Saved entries
--- BEGIN ---
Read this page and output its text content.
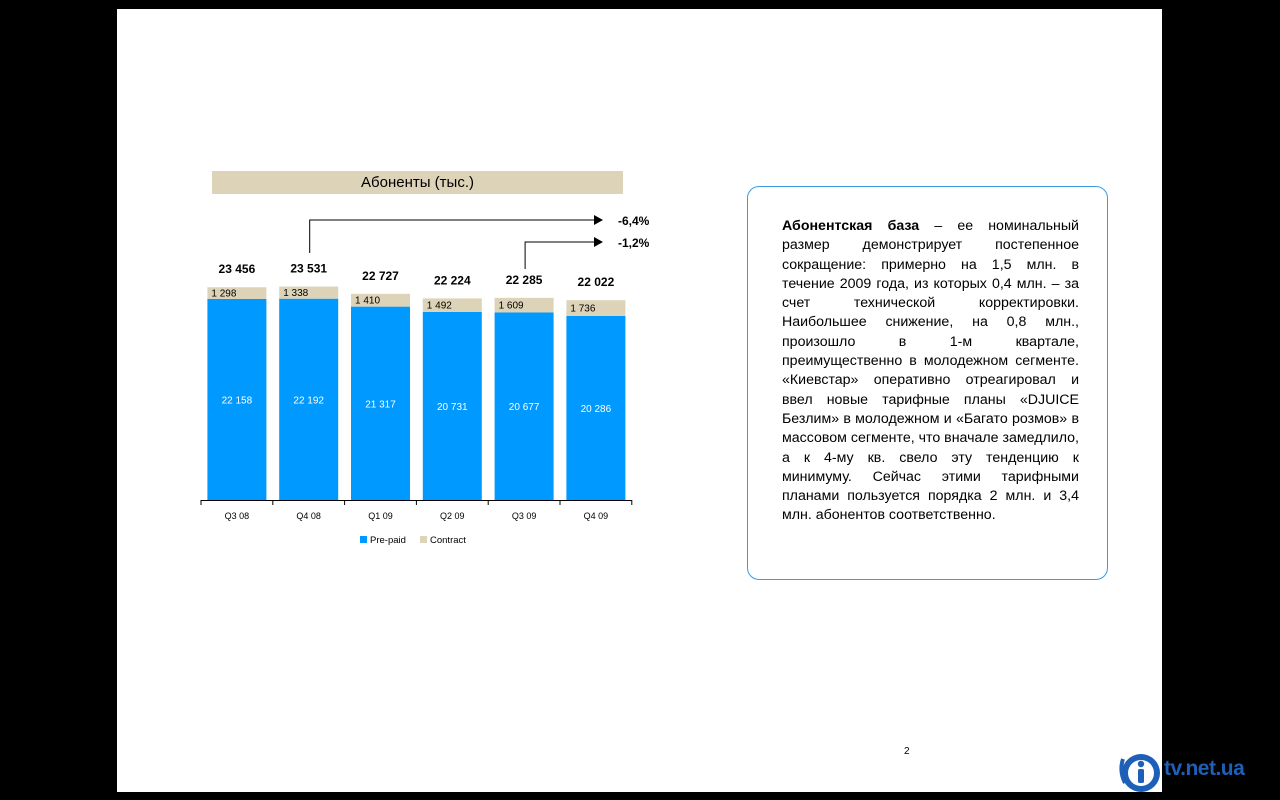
Абоненты (тыс.)
22 158
1 298
23 456
Q3 08
22 192
1 338
23 531
Q4 08
21 317
1 410
22 727
Q1 09
20 731
1 492
22 224
Q2 09
20 677
1 609
22 285
Q3 09
20 286
1 736
22 022
Q4 09
-6,4%
-1,2%
Pre-paid	Contract

Абонентская база – ее номинальный размер демонстрирует постепенное сокращение: примерно на 1,5 млн. в течение 2009 года, из которых 0,4 млн. – за счет технической корректировки. Наибольшее снижение, на 0,8 млн., произошло в 1-м квартале, преимущественно в молодежном сегменте. «Киевстар» оперативно отреагировал и ввел новые тарифные планы «DJUICE Безлим» в молодежном и «Багато розмов» в массовом сегменте, что вначале замедлило, а к 4-му кв. свело эту тенденцию к минимуму. Сейчас этими тарифными планами пользуется порядка 2 млн. и 3,4 млн. абонентов соответственно.

2
tv.net.ua
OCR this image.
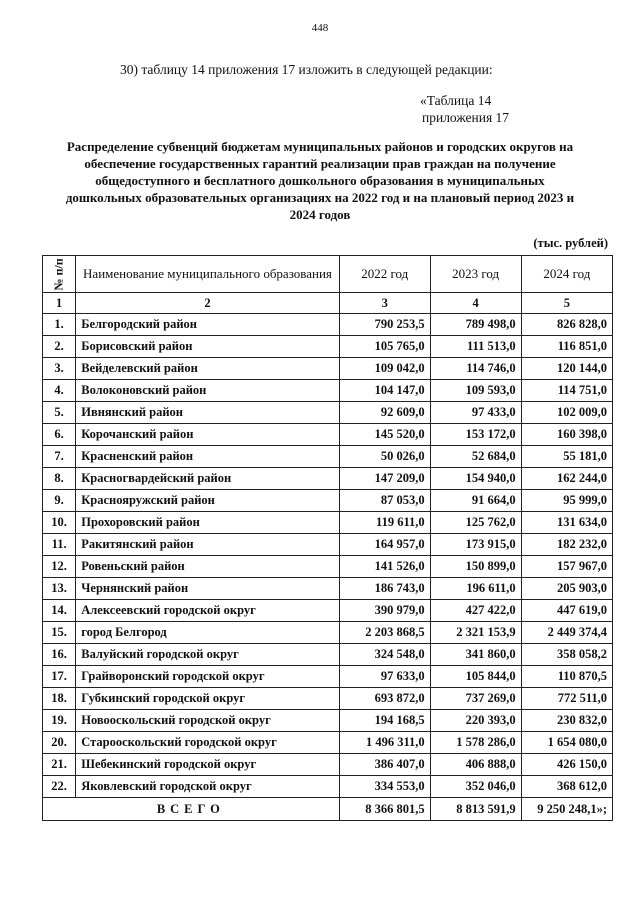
448
30) таблицу 14 приложения 17 изложить в следующей редакции:
«Таблица 14
приложения 17
Распределение субвенций бюджетам муниципальных районов и городских округов на обеспечение государственных гарантий реализации прав граждан на получение общедоступного и бесплатного дошкольного образования в муниципальных дошкольных образовательных организациях на 2022 год и на плановый период 2023 и 2024 годов
(тыс. рублей)
№ п/п	Наименование муниципального образования	2022 год	2023 год	2024 год
1	2	3	4	5
1.	Белгородский район	790 253,5	789 498,0	826 828,0
2.	Борисовский район	105 765,0	111 513,0	116 851,0
3.	Вейделевский район	109 042,0	114 746,0	120 144,0
4.	Волоконовский район	104 147,0	109 593,0	114 751,0
5.	Ивнянский район	92 609,0	97 433,0	102 009,0
6.	Корочанский район	145 520,0	153 172,0	160 398,0
7.	Красненский район	50 026,0	52 684,0	55 181,0
8.	Красногвардейский район	147 209,0	154 940,0	162 244,0
9.	Краснояружский район	87 053,0	91 664,0	95 999,0
10.	Прохоровский район	119 611,0	125 762,0	131 634,0
11.	Ракитянский район	164 957,0	173 915,0	182 232,0
12.	Ровеньский район	141 526,0	150 899,0	157 967,0
13.	Чернянский район	186 743,0	196 611,0	205 903,0
14.	Алексеевский городской округ	390 979,0	427 422,0	447 619,0
15.	город Белгород	2 203 868,5	2 321 153,9	2 449 374,4
16.	Валуйский городской округ	324 548,0	341 860,0	358 058,2
17.	Грайворонский городской округ	97 633,0	105 844,0	110 870,5
18.	Губкинский городской округ	693 872,0	737 269,0	772 511,0
19.	Новооскольский городской округ	194 168,5	220 393,0	230 832,0
20.	Старооскольский городской округ	1 496 311,0	1 578 286,0	1 654 080,0
21.	Шебекинский городской округ	386 407,0	406 888,0	426 150,0
22.	Яковлевский городской округ	334 553,0	352 046,0	368 612,0
ВСЕГО		8 366 801,5	8 813 591,9	9 250 248,1»;
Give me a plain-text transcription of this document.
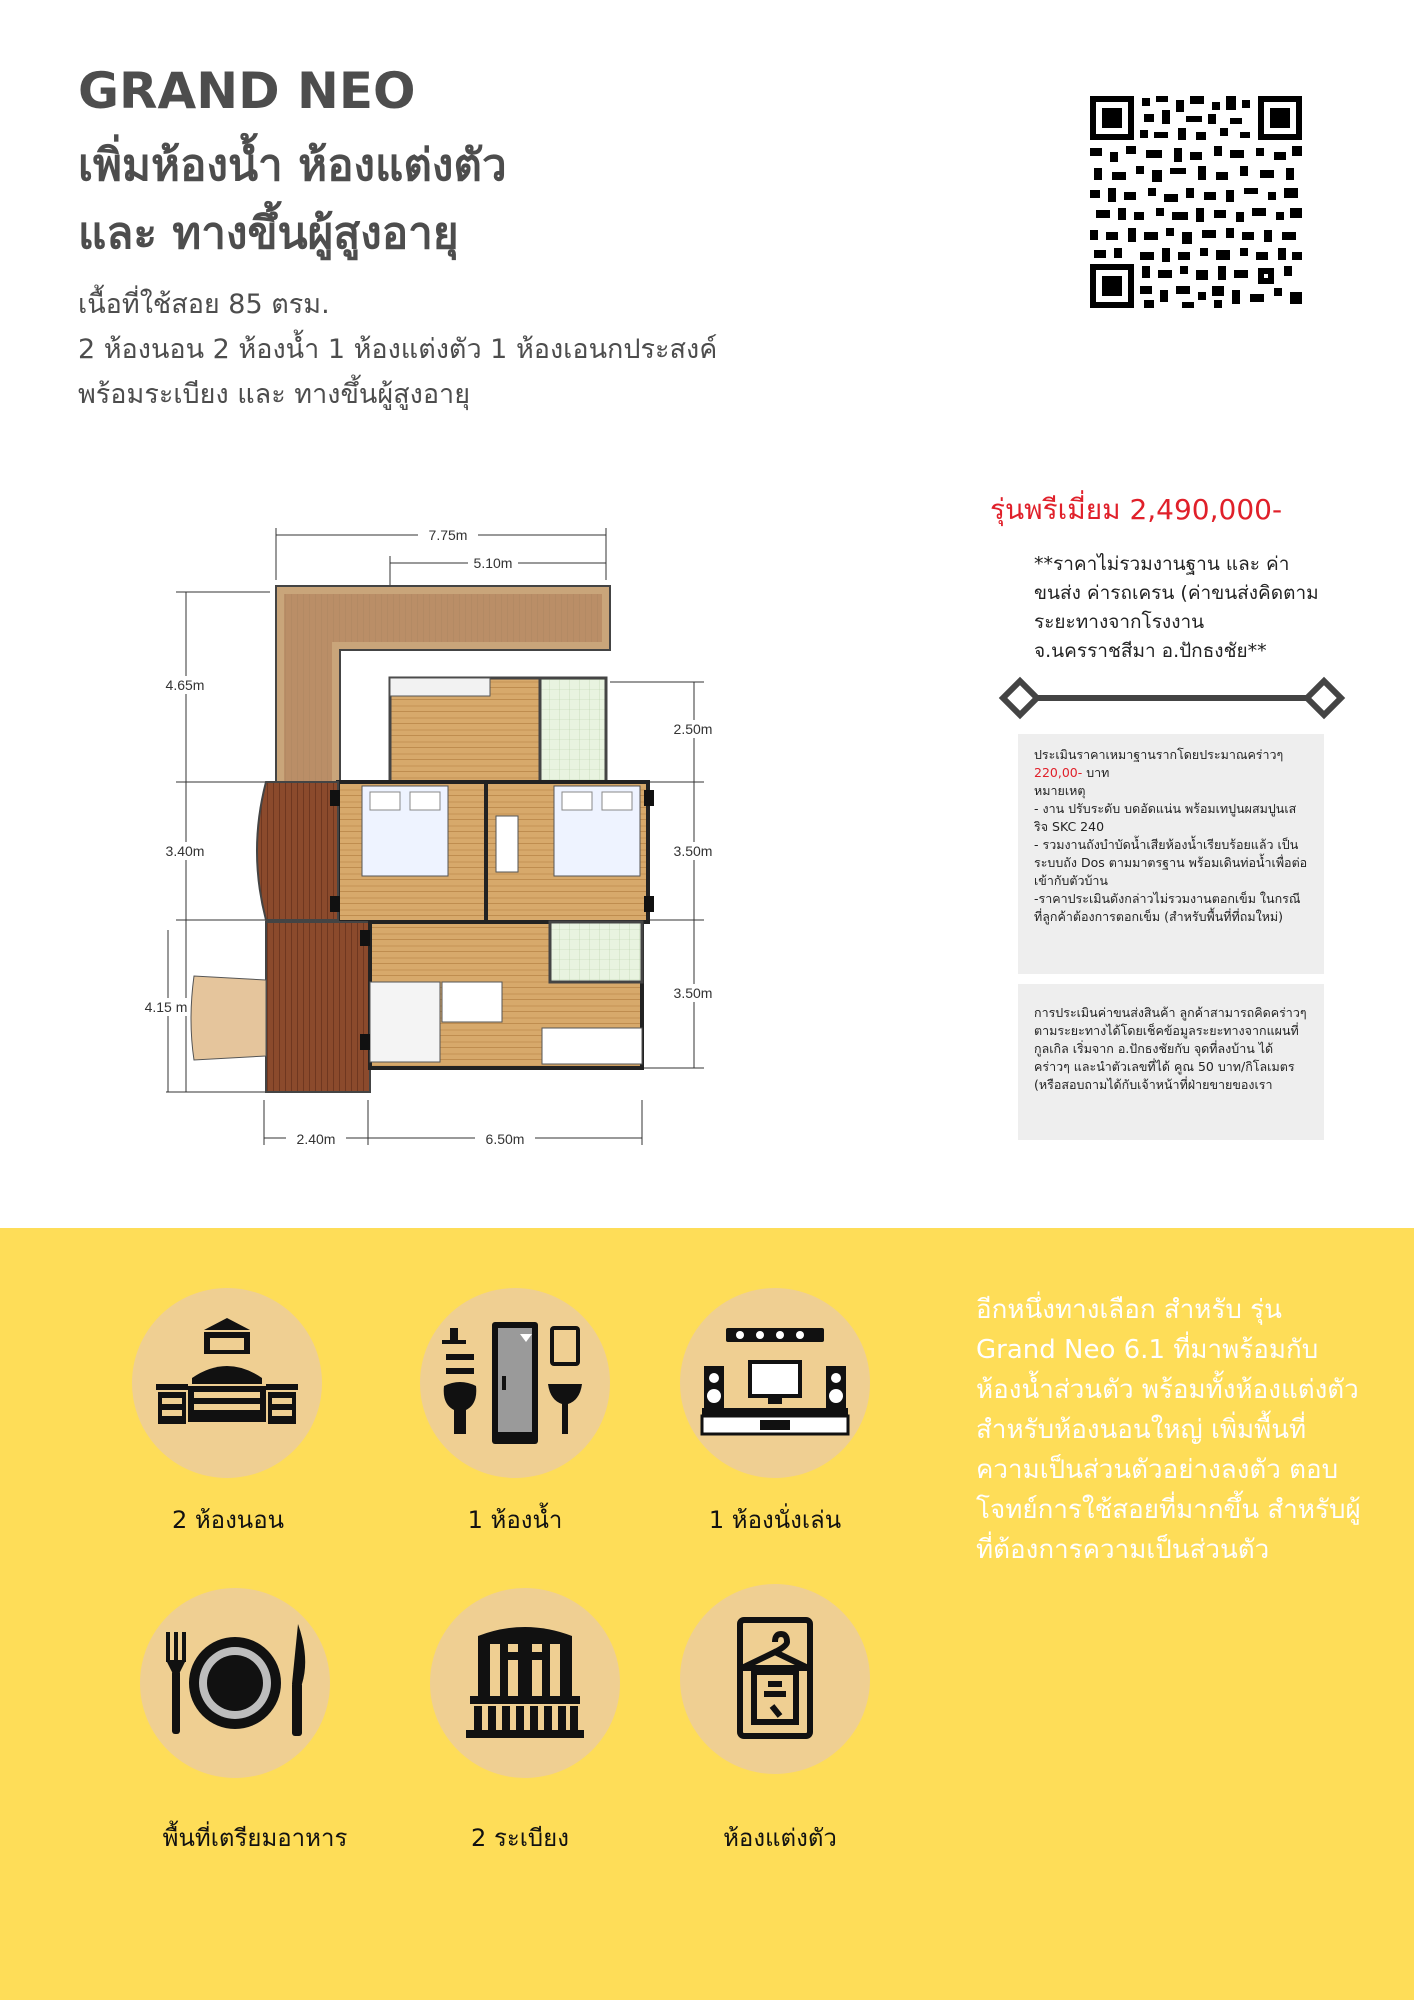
GRAND NEO
เพิ่มห้องน้ำ ห้องแต่งตัว
และ ทางขึ้นผู้สูงอายุ
เนื้อที่ใช้สอย 85 ตรม.
2 ห้องนอน 2 ห้องน้ำ 1 ห้องแต่งตัว 1 ห้องเอนกประสงค์
พร้อมระเบียง และ ทางขึ้นผู้สูงอายุ
7.75m
5.10m
4.65m
3.40m
4.15 m
2.50m
3.50m
3.50m
2.40m	6.50m
รุ่นพรีเมี่ยม 2,490,000-
**ราคาไม่รวมงานฐาน และ ค่าขนส่ง ค่ารถเครน (ค่าขนส่งคิดตามระยะทางจากโรงงาน จ.นครราชสีมา อ.ปักธงชัย**
ประเมินราคาเหมาฐานรากโดยประมาณคร่าวๆ
220,00- บาท
หมายเหตุ
- งาน ปรับระดับ บดอัดแน่น พร้อมเทปูนผสมปูนเสริจ SKC 240
- รวมงานถังบำบัดน้ำเสียห้องน้ำเรียบร้อยแล้ว เป็นระบบถัง Dos ตามมาตรฐาน พร้อมเดินท่อน้ำเพื่อต่อเข้ากับตัวบ้าน
-ราคาประเมินดังกล่าวไม่รวมงานตอกเข็ม ในกรณีที่ลูกค้าต้องการตอกเข็ม (สำหรับพื้นที่ที่ถมใหม่)
การประเมินค่าขนส่งสินค้า ลูกค้าสามารถคิดคร่าวๆตามระยะทางได้โดยเช็คข้อมูลระยะทางจากแผนที่กูลเกิล เริ่มจาก อ.ปักธงชัยกับ จุดที่ลงบ้าน ได้คร่าวๆ และนำตัวเลขที่ได้ คูณ 50 บาท/กิโลเมตร (หรือสอบถามได้กับเจ้าหน้าที่ฝ่ายขายของเรา
2 ห้องนอน	1 ห้องน้ำ	1 ห้องนั่งเล่น
พื้นที่เตรียมอาหาร	2 ระเบียง	ห้องแต่งตัว
อีกหนึ่งทางเลือก สำหรับ รุ่น Grand Neo 6.1 ที่มาพร้อมกับห้องน้ำส่วนตัว พร้อมทั้งห้องแต่งตัว สำหรับห้องนอนใหญ่ เพิ่มพื้นที่ความเป็นส่วนตัวอย่างลงตัว ตอบโจทย์การใช้สอยที่มากขึ้น สำหรับผู้ที่ต้องการความเป็นส่วนตัว
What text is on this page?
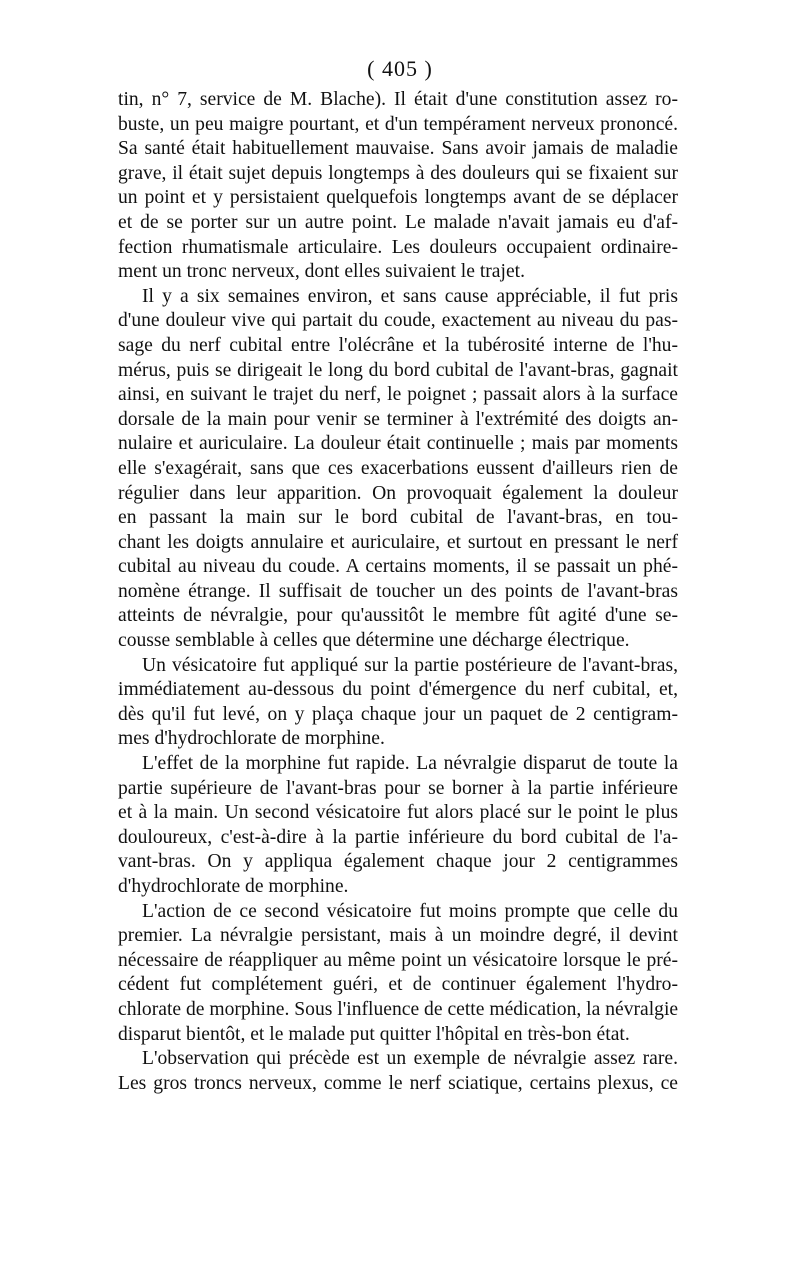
( 405 )
tin, n° 7, service de M. Blache). Il était d'une constitution assez ro-
buste, un peu maigre pourtant, et d'un tempérament nerveux prononcé.
Sa santé était habituellement mauvaise. Sans avoir jamais de maladie
grave, il était sujet depuis longtemps à des douleurs qui se fixaient sur
un point et y persistaient quelquefois longtemps avant de se déplacer
et de se porter sur un autre point. Le malade n'avait jamais eu d'af-
fection rhumatismale articulaire. Les douleurs occupaient ordinaire-
ment un tronc nerveux, dont elles suivaient le trajet.
Il y a six semaines environ, et sans cause appréciable, il fut pris
d'une douleur vive qui partait du coude, exactement au niveau du pas-
sage du nerf cubital entre l'olécrâne et la tubérosité interne de l'hu-
mérus, puis se dirigeait le long du bord cubital de l'avant-bras, gagnait
ainsi, en suivant le trajet du nerf, le poignet ; passait alors à la surface
dorsale de la main pour venir se terminer à l'extrémité des doigts an-
nulaire et auriculaire. La douleur était continuelle ; mais par moments
elle s'exagérait, sans que ces exacerbations eussent d'ailleurs rien de
régulier dans leur apparition. On provoquait également la douleur
en passant la main sur le bord cubital de l'avant-bras, en tou-
chant les doigts annulaire et auriculaire, et surtout en pressant le nerf
cubital au niveau du coude. A certains moments, il se passait un phé-
nomène étrange. Il suffisait de toucher un des points de l'avant-bras
atteints de névralgie, pour qu'aussitôt le membre fût agité d'une se-
cousse semblable à celles que détermine une décharge électrique.
Un vésicatoire fut appliqué sur la partie postérieure de l'avant-bras,
immédiatement au-dessous du point d'émergence du nerf cubital, et,
dès qu'il fut levé, on y plaça chaque jour un paquet de 2 centigram-
mes d'hydrochlorate de morphine.
L'effet de la morphine fut rapide. La névralgie disparut de toute la
partie supérieure de l'avant-bras pour se borner à la partie inférieure
et à la main. Un second vésicatoire fut alors placé sur le point le plus
douloureux, c'est-à-dire à la partie inférieure du bord cubital de l'a-
vant-bras. On y appliqua également chaque jour 2 centigrammes
d'hydrochlorate de morphine.
L'action de ce second vésicatoire fut moins prompte que celle du
premier. La névralgie persistant, mais à un moindre degré, il devint
nécessaire de réappliquer au même point un vésicatoire lorsque le pré-
cédent fut complétement guéri, et de continuer également l'hydro-
chlorate de morphine. Sous l'influence de cette médication, la névralgie
disparut bientôt, et le malade put quitter l'hôpital en très-bon état.
L'observation qui précède est un exemple de névralgie assez rare.
Les gros troncs nerveux, comme le nerf sciatique, certains plexus, ce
--- END ---
Copy all lines from the listing that contain "niveau".

TASK RESPONSE
d'une douleur vive qui partait du coude, exactement au niveau du pas-
cubital au niveau du coude. A certains moments, il se passait un phé-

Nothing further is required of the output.